*** Opening of Text passage ***

# Facebook Group------JC Star Tortoise Group!!!!!



## xiaobochu (Feb 13, 2015)

HI All,

I have been raising, breeding, hatchling star tortoises for *almost 10 years*! I am *only focus on Star tortoises*!

Please join my Facebook Group: *JC Star Tortoise which already has more than 600 memebers .

You can find all care guidance about star tortoise in my group!

Also if you are looking for Star tortoises, please contact me!
I have star tortoises for sale year-round!!!!

See you there!


Pic from left to right: Adult India Star, Adult True Sri Lankan and Adult Burmese!


*


----------



## bouaboua (Feb 13, 2015)

You sure got some nice looking stars! ! ! !

I know someone are looking for baby star tortoises.....

@Moozillion .....Look at this!

Jimmy you need to give this nice Lady a good deal! ! !


----------



## xiaobochu (Feb 13, 2015)

*** Close of Text passage ***
*** Opening of Data section ***

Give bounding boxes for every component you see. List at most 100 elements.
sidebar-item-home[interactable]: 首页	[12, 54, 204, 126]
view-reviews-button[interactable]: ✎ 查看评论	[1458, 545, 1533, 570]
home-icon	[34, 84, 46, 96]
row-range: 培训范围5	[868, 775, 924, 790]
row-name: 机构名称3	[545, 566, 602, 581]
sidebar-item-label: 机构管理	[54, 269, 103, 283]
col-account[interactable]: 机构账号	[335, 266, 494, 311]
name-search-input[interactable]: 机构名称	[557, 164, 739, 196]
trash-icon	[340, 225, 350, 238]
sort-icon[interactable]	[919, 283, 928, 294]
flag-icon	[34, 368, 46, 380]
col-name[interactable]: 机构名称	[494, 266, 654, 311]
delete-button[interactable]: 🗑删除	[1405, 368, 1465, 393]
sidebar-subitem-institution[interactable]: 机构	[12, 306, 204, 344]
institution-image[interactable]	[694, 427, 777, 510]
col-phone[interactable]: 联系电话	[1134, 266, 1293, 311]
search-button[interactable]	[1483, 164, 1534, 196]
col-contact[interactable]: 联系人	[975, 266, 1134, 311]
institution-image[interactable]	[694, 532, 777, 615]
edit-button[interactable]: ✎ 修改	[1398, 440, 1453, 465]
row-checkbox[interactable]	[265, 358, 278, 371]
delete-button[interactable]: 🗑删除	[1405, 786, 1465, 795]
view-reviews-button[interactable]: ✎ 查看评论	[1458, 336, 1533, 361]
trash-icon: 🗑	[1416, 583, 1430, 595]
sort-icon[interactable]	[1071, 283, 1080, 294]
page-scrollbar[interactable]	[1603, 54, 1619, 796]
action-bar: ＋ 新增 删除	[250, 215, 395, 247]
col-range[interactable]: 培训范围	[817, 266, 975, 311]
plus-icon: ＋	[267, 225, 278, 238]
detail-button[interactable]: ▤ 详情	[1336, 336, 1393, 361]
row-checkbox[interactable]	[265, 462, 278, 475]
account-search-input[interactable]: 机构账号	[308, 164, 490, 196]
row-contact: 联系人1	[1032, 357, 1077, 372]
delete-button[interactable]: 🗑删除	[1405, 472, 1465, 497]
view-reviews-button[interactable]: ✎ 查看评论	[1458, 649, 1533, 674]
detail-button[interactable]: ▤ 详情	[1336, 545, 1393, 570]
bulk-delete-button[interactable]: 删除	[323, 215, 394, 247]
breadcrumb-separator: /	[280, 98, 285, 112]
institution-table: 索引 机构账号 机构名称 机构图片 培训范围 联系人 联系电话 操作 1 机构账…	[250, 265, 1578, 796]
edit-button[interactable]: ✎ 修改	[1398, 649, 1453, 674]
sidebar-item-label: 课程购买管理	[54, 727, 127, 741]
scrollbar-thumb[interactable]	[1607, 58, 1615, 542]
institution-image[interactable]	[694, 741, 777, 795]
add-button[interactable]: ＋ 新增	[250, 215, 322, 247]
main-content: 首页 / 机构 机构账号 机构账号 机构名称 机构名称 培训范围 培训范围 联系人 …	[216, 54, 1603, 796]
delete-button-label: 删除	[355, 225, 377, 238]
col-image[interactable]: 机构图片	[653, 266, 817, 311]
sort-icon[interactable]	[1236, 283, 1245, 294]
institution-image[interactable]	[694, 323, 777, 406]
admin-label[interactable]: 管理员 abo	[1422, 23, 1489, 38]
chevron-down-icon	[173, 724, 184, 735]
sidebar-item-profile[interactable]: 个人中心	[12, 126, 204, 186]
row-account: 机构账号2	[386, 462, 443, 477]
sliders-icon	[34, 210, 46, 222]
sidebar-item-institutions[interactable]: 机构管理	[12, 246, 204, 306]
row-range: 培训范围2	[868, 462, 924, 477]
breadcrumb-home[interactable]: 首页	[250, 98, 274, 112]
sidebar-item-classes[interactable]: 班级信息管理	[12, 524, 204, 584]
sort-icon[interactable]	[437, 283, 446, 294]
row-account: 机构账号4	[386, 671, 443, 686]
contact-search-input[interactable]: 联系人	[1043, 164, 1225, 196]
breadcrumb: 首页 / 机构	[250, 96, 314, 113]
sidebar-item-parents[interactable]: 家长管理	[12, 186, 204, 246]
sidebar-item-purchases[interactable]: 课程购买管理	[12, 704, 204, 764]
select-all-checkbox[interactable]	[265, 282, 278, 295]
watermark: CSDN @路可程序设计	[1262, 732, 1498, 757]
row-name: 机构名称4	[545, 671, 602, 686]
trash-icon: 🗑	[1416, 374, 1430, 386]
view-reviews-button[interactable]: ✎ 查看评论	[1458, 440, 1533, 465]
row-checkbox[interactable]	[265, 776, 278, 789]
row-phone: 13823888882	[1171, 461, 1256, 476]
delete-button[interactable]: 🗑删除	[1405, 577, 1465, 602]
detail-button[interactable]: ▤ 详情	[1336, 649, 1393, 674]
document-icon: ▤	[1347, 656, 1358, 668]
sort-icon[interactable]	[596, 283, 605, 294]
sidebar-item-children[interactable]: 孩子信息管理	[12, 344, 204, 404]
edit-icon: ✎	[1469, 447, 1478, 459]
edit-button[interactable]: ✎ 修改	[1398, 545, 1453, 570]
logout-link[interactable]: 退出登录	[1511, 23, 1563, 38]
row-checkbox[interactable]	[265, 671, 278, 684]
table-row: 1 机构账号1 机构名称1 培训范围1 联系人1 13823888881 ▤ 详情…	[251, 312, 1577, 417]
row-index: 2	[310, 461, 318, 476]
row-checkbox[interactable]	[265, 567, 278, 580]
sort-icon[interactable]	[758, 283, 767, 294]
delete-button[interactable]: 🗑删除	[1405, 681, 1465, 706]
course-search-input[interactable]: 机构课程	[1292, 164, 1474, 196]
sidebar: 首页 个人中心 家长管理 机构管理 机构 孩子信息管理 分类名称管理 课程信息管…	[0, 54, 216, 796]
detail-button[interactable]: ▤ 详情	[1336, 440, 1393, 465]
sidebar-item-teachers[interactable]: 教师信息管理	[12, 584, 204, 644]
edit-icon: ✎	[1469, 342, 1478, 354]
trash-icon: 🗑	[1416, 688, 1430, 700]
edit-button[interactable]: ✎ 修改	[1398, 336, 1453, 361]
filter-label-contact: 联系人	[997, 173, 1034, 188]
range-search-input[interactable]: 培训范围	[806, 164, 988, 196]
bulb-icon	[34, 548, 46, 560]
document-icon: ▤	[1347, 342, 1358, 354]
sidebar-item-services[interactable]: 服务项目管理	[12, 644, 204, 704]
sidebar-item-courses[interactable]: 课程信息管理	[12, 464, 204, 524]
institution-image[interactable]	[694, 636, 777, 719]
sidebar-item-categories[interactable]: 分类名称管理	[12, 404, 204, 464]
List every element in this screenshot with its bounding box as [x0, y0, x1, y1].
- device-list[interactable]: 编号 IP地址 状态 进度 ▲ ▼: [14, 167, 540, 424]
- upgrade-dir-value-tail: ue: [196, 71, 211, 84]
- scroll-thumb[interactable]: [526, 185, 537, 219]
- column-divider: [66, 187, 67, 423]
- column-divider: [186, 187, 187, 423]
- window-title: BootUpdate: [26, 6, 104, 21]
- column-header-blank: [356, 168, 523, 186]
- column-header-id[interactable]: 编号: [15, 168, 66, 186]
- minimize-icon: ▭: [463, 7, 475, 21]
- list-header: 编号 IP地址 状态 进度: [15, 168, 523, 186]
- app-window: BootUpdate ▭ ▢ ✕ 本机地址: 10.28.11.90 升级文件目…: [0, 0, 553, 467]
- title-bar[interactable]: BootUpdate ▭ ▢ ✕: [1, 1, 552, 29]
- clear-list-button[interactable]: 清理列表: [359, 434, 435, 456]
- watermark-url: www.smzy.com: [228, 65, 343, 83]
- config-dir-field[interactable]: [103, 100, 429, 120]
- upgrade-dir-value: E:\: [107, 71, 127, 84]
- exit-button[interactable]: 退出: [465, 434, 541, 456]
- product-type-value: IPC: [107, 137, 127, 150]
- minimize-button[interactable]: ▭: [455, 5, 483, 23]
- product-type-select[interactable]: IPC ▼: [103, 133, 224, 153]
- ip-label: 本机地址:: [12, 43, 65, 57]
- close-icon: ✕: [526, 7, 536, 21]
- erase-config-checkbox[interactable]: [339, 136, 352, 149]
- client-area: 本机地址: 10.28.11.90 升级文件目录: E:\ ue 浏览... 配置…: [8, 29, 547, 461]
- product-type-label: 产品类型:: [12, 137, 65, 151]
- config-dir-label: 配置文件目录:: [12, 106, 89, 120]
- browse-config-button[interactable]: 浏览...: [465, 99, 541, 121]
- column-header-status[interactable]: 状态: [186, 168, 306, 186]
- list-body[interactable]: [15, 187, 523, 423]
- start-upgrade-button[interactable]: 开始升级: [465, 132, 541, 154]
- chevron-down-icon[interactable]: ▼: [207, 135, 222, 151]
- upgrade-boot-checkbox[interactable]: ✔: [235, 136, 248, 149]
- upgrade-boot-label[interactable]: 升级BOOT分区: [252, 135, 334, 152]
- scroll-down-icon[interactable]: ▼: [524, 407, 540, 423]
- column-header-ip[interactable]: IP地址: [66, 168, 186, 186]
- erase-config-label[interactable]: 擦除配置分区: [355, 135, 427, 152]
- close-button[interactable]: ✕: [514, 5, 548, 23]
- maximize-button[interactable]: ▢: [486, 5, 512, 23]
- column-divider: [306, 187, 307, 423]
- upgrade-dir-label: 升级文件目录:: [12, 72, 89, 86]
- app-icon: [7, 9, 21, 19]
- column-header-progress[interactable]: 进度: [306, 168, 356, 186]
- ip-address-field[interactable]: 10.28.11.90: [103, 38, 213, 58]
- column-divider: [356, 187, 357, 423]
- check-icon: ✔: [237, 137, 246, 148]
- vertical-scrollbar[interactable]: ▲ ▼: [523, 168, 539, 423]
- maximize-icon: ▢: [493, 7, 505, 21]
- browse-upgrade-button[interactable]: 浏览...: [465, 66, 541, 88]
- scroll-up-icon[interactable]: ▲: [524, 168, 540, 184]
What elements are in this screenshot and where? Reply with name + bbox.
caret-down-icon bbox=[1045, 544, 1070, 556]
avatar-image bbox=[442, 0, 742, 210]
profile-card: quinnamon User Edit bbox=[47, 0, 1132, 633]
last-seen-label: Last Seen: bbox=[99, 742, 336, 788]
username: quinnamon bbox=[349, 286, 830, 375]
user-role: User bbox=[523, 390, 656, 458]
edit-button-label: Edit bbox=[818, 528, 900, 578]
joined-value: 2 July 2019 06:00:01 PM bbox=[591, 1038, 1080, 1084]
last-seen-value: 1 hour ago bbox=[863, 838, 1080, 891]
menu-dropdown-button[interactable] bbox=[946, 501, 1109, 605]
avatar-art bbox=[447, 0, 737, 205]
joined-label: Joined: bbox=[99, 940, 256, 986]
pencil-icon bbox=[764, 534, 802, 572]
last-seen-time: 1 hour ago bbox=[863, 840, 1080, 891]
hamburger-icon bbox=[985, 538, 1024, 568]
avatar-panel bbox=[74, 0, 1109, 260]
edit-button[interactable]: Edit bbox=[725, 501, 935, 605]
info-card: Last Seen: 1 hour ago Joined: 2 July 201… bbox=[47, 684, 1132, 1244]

*** Close of Data section ***

### Activity list
- 1) According to the star tortoise forum thread, how long has xiaobochu been raising and breeding star tortoises?
- 2) Carry the star tortoise forum thread forward from the point where it stops.
The records have no role here.

### List of answers
- 1) Almost 10 years.

- 2)
For sure!


----------



## 155227254 (Mar 20, 2015)

they are really beautiful good stars!


----------



## tartagnam (Mar 21, 2015)

I am a breeder of stars and are in this wonderful group already for a while.
Every so public a few photos, thanks for accepting me


----------



## bouaboua (Mar 21, 2015)

tartagnam said:


> I am a breeder of stars and are in this wonderful group already for a while.
> Every so public a few photos, thanks for accepting me


Welcome to the forum and very happy that we have another Star breeder here.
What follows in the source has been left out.